::: Records to use
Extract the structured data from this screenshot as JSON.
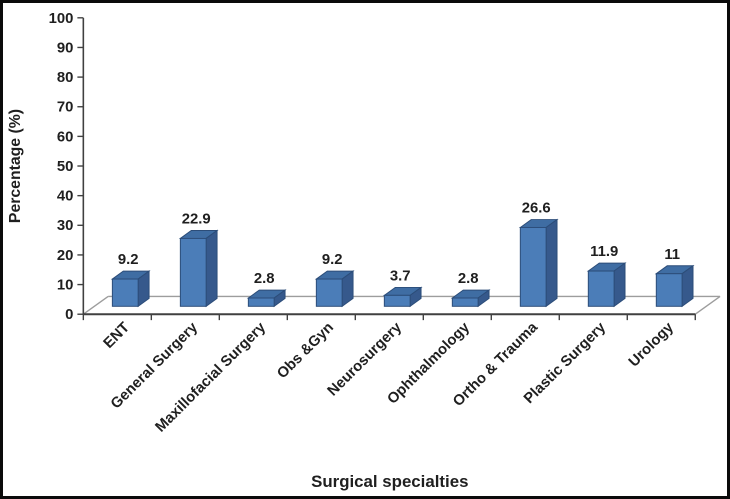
{
  "chart_data": {
    "type": "bar",
    "style": "3d-column",
    "title": "",
    "xlabel": "Surgical specialties",
    "ylabel": "Percentage (%)",
    "categories": [
      "ENT",
      "General Surgery",
      "Maxillofacial Surgery",
      "Obs &Gyn",
      "Neurosurgery",
      "Ophthalmology",
      "Ortho & Trauma",
      "Plastic Surgery",
      "Urology"
    ],
    "values": [
      9.2,
      22.9,
      2.8,
      9.2,
      3.7,
      2.8,
      26.6,
      11.9,
      11
    ],
    "value_labels": [
      "9.2",
      "22.9",
      "2.8",
      "9.2",
      "3.7",
      "2.8",
      "26.6",
      "11.9",
      "11"
    ],
    "ylim": [
      0,
      100
    ],
    "yticks": [
      0,
      10,
      20,
      30,
      40,
      50,
      60,
      70,
      80,
      90,
      100
    ],
    "grid": false,
    "legend": false,
    "colors": {
      "bar_front": "#4b7db8",
      "bar_top": "#3f6da3",
      "bar_side": "#36598c",
      "bar_stroke": "#2c4d79",
      "axis_line": "#404040",
      "floor_line": "#9d9d9d",
      "text": "#1f1f1f",
      "background": "#ffffff",
      "border": "#0b0b0b"
    }
  }
}
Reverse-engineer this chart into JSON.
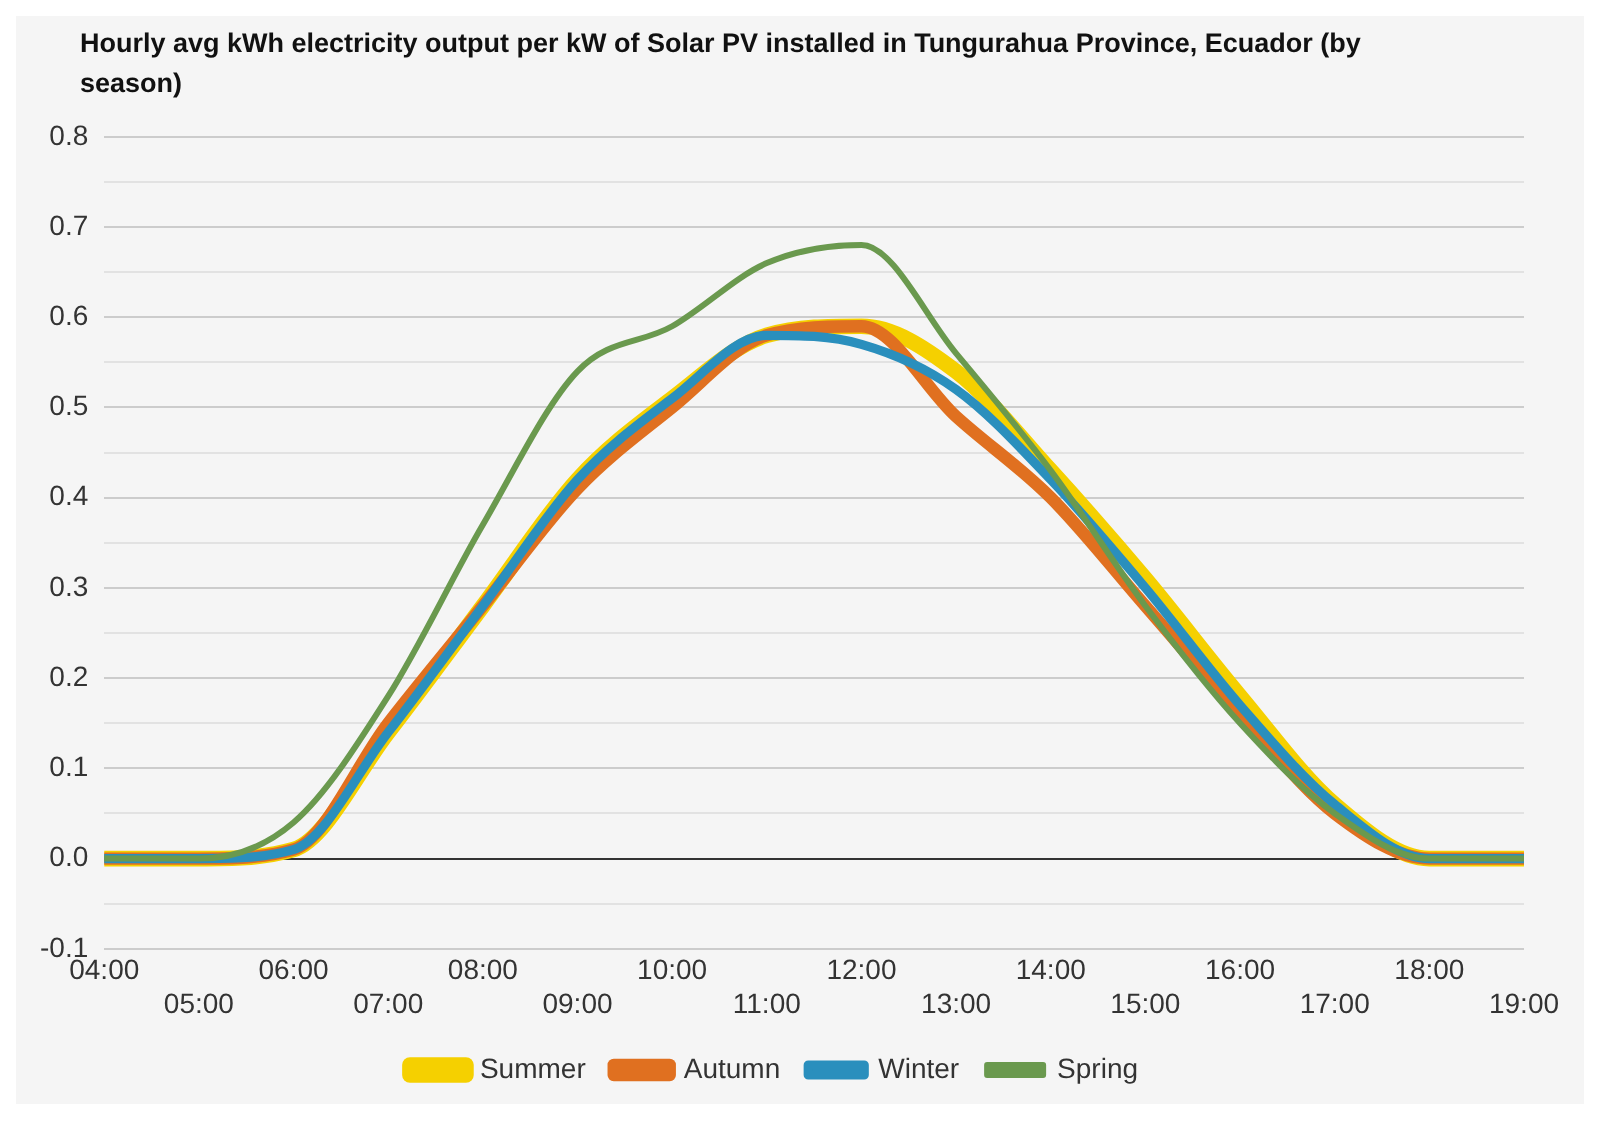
{
  "chart_data": {
    "type": "line",
    "title": "Hourly avg kWh electricity output per kW of Solar PV installed in Tungurahua Province, Ecuador (by season)",
    "categories": [
      "04:00",
      "05:00",
      "06:00",
      "07:00",
      "08:00",
      "09:00",
      "10:00",
      "11:00",
      "12:00",
      "13:00",
      "14:00",
      "15:00",
      "16:00",
      "17:00",
      "18:00",
      "19:00"
    ],
    "series": [
      {
        "name": "Summer",
        "color": "#f5d000",
        "values": [
          0,
          0,
          0.01,
          0.14,
          0.28,
          0.42,
          0.51,
          0.58,
          0.59,
          0.54,
          0.43,
          0.31,
          0.18,
          0.06,
          0,
          0
        ]
      },
      {
        "name": "Autumn",
        "color": "#e07020",
        "values": [
          0,
          0,
          0.01,
          0.15,
          0.28,
          0.41,
          0.5,
          0.58,
          0.59,
          0.49,
          0.4,
          0.28,
          0.16,
          0.05,
          0,
          0
        ]
      },
      {
        "name": "Winter",
        "color": "#2a8fbd",
        "values": [
          0,
          0,
          0.01,
          0.14,
          0.28,
          0.42,
          0.51,
          0.58,
          0.57,
          0.52,
          0.42,
          0.3,
          0.17,
          0.06,
          0,
          0
        ]
      },
      {
        "name": "Spring",
        "color": "#6a994e",
        "values": [
          0,
          0,
          0.04,
          0.18,
          0.37,
          0.54,
          0.59,
          0.66,
          0.68,
          0.56,
          0.43,
          0.28,
          0.15,
          0.05,
          0,
          0
        ]
      }
    ],
    "ylim": [
      -0.1,
      0.8
    ],
    "yticks": [
      -0.1,
      {
        "value": -0.05,
        "label": null
      },
      {
        "value": 0,
        "label": "0.0"
      },
      {
        "value": 0.05,
        "label": null
      },
      0.1,
      {
        "value": 0.15,
        "label": null
      },
      0.2,
      {
        "value": 0.25,
        "label": null
      },
      0.3,
      {
        "value": 0.35,
        "label": null
      },
      0.4,
      {
        "value": 0.45,
        "label": null
      },
      0.5,
      {
        "value": 0.55,
        "label": null
      },
      0.6,
      {
        "value": 0.65,
        "label": null
      },
      0.7,
      {
        "value": 0.75,
        "label": null
      },
      0.8
    ],
    "grid": "y",
    "legend": "bottom",
    "marker": "none",
    "line_style": "solid"
  }
}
::::::
• _Brief_
Of the lines in this listing, how many contain "name"? Reply with the number and nothing more.

• _Exercise solution_
4